__EXERCISE INSTRUCTIONS__. Locate the string "service" throughout the material and copy every line in which it occurs.

__LISTING__.
★ ★ ★ ★
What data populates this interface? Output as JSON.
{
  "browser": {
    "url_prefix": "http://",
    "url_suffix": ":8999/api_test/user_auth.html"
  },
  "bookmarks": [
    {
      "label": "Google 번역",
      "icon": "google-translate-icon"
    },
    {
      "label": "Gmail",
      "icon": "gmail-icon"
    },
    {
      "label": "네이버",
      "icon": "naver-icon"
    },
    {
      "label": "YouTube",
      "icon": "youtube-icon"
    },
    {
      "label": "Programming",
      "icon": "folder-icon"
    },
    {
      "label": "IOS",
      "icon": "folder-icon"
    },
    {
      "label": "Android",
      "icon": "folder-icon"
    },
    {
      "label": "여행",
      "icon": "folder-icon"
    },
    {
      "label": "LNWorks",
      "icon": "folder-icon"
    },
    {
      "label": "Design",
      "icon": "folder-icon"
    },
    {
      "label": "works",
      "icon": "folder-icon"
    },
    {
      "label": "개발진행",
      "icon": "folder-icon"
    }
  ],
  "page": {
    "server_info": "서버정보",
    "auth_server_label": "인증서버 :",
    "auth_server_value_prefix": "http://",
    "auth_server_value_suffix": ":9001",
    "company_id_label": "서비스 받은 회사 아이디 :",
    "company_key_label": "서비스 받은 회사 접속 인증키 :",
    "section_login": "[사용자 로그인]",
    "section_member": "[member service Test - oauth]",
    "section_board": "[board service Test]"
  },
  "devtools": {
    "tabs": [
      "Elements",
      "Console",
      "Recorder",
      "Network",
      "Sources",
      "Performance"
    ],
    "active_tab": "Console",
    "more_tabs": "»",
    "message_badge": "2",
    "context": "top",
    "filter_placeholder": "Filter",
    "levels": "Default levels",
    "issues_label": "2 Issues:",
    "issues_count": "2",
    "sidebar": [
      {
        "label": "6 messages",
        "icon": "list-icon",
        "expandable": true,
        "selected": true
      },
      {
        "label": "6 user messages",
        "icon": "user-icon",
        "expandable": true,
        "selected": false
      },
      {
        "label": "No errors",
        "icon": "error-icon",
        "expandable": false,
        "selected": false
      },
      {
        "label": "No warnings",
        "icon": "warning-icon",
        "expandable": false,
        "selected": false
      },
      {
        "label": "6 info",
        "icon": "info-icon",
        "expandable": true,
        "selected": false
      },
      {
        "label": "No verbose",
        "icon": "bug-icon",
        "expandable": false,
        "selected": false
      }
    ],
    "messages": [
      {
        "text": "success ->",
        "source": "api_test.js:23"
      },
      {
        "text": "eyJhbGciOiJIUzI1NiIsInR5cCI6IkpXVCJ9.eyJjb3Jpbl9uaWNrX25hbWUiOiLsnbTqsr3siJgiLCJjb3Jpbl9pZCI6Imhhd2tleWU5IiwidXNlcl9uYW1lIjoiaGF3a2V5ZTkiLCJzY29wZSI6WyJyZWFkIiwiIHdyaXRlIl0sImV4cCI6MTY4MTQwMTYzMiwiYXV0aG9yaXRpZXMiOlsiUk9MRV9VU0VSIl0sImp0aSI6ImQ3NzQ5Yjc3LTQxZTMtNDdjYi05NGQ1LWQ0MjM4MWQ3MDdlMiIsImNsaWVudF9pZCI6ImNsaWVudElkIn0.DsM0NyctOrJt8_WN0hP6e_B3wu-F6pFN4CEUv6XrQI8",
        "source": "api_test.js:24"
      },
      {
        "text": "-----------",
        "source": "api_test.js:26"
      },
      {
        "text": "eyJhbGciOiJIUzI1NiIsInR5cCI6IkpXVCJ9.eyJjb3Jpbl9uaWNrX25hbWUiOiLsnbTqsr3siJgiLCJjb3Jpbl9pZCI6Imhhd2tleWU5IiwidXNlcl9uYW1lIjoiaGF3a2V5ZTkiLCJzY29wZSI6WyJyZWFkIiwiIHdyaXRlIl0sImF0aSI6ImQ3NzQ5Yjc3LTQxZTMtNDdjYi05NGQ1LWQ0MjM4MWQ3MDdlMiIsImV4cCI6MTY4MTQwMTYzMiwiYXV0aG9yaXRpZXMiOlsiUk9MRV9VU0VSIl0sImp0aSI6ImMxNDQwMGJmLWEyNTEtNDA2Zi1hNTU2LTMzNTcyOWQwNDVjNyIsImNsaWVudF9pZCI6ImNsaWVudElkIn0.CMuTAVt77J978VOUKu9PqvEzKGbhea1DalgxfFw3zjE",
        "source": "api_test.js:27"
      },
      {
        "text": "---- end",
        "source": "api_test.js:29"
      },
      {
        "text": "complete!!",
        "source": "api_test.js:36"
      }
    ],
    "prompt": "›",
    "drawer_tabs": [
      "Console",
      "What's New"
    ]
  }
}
★ ★ ★ ★
__SOLVED PROBLEM__.
    "section_member": "[member service Test - oauth]",
    "section_board": "[board service Test]"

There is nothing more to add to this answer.